- WORK REQUIRED
Find every line in the records below that holds the word "range", and copy each one.

======== DATA SHOWN

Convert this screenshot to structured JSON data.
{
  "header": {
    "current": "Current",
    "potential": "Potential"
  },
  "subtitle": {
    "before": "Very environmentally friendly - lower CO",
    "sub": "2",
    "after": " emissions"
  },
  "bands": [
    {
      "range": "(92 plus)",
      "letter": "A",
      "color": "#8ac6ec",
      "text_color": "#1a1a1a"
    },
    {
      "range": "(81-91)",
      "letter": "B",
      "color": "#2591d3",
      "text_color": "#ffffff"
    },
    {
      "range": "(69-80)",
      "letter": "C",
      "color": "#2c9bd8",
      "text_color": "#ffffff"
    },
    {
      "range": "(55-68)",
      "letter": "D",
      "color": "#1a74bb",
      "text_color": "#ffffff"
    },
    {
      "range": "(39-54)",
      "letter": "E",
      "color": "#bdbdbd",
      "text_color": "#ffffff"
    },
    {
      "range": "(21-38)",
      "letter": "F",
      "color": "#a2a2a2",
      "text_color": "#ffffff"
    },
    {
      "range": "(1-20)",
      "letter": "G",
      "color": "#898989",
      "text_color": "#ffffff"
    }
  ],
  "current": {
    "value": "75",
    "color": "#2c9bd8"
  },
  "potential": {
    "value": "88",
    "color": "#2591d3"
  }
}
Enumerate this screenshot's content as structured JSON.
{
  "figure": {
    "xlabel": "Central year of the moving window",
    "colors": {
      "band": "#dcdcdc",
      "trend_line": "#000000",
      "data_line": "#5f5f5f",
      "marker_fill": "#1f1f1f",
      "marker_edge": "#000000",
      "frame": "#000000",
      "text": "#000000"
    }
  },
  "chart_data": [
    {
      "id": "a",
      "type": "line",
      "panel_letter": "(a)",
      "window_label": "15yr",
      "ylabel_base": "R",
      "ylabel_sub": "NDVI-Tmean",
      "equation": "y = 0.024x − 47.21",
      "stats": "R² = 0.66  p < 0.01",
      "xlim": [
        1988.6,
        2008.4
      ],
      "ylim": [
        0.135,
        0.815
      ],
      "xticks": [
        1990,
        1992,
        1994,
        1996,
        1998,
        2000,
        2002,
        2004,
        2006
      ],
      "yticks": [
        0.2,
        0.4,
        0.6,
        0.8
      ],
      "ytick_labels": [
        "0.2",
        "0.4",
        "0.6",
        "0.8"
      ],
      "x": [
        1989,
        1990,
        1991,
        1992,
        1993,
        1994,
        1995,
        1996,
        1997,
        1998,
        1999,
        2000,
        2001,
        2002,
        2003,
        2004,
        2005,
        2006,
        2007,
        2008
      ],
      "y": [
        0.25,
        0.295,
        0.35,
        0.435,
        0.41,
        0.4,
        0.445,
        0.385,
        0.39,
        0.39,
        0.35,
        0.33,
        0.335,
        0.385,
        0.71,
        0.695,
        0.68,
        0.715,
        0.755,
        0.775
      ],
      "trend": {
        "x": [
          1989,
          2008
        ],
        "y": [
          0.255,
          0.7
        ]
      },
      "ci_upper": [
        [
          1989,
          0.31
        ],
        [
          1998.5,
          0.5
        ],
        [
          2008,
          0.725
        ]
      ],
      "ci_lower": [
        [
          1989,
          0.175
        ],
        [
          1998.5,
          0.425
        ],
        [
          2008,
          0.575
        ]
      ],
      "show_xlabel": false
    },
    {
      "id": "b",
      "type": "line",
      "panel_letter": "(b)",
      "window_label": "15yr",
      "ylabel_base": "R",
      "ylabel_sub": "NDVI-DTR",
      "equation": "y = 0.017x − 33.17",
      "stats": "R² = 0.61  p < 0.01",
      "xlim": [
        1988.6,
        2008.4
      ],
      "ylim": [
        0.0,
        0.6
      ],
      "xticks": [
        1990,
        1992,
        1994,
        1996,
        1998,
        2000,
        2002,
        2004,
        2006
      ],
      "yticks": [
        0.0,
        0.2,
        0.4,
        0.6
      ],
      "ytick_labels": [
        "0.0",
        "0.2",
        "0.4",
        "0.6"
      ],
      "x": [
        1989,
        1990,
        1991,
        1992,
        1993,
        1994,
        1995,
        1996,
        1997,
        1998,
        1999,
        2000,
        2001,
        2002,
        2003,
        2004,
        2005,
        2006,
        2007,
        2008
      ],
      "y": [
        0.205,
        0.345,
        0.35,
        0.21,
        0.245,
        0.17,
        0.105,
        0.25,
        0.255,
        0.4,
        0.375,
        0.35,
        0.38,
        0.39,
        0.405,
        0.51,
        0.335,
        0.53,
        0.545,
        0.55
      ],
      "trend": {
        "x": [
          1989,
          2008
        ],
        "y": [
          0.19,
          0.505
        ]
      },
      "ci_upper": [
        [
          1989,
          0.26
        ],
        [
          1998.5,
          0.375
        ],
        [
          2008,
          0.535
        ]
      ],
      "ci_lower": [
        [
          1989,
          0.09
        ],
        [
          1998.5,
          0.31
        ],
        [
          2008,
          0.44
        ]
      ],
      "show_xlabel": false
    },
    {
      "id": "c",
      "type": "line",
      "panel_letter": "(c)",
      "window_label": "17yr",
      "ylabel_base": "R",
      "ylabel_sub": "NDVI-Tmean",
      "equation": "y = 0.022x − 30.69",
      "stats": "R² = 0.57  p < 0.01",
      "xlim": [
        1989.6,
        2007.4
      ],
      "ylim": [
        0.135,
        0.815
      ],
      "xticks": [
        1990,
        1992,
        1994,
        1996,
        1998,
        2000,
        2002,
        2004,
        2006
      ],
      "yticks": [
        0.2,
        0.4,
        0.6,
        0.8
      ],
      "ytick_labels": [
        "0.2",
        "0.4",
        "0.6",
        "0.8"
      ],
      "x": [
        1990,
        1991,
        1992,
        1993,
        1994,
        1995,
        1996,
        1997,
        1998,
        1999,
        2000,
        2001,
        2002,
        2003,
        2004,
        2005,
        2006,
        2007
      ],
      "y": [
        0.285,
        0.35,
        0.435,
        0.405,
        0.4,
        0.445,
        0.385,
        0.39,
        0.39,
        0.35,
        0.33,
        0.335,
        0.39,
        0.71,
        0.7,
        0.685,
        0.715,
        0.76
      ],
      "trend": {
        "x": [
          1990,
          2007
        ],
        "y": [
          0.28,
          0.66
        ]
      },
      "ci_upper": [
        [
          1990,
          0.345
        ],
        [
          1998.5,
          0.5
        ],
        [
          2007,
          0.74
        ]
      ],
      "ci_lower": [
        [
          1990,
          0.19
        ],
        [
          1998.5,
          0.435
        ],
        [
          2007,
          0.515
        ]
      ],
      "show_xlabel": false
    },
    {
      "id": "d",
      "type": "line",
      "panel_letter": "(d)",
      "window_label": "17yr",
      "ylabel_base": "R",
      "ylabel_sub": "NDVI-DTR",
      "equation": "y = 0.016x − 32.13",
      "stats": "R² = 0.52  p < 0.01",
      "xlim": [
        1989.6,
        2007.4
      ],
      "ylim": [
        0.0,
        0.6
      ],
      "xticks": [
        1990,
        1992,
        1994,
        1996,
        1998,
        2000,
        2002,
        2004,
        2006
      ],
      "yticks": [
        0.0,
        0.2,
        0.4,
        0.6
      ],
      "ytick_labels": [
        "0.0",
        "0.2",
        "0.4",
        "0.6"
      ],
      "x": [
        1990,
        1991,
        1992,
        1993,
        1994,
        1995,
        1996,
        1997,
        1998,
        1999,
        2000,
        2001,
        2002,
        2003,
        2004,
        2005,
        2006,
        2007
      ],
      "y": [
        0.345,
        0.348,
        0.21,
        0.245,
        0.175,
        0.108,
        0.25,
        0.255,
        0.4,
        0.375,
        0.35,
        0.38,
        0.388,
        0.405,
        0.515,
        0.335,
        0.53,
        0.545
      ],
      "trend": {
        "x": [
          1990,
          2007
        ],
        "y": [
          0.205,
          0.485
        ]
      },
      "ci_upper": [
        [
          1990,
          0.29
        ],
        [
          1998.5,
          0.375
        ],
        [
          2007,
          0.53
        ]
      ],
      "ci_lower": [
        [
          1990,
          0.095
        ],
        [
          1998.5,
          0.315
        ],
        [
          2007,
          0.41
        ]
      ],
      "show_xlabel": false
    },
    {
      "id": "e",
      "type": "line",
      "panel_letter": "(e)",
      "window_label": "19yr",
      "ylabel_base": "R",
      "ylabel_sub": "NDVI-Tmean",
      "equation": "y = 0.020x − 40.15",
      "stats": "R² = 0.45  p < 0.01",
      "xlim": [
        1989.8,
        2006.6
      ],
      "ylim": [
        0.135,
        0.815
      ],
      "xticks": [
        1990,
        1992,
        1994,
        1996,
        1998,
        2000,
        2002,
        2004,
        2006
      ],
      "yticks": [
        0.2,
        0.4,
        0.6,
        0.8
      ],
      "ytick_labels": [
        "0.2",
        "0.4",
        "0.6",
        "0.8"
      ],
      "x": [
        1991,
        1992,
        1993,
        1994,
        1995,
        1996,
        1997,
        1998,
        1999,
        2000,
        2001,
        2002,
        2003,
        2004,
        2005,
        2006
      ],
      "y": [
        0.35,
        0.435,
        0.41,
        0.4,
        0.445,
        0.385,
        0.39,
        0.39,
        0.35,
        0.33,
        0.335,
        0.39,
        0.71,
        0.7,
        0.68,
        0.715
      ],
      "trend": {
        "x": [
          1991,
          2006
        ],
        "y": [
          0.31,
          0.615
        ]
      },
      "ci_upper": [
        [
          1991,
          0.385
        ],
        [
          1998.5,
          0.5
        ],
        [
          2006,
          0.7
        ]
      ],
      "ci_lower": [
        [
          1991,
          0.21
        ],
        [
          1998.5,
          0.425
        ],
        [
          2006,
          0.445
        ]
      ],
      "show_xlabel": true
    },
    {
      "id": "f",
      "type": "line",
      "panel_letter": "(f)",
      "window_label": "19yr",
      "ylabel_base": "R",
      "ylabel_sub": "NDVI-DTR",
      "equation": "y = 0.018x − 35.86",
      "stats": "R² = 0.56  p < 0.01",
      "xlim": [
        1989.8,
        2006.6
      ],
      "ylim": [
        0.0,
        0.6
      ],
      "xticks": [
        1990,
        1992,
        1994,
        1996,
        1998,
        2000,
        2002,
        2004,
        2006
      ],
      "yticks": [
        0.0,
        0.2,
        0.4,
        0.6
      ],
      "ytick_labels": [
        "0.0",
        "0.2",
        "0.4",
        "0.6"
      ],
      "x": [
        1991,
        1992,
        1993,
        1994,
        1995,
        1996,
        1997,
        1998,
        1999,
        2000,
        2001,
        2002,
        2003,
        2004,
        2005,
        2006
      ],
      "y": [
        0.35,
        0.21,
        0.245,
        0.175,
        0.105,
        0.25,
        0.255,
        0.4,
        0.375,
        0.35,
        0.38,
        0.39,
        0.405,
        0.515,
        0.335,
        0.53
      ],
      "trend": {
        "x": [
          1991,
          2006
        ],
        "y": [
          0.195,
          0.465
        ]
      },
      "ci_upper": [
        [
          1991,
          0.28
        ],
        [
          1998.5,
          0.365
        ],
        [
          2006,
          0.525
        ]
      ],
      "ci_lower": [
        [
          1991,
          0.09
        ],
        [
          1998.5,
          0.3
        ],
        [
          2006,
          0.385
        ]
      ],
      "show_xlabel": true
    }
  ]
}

================

- TASK ANSWER
      "range": "(92 plus)",
      "range": "(81-91)",
      "range": "(69-80)",
      "range": "(55-68)",
      "range": "(39-54)",
      "range": "(21-38)",
      "range": "(1-20)",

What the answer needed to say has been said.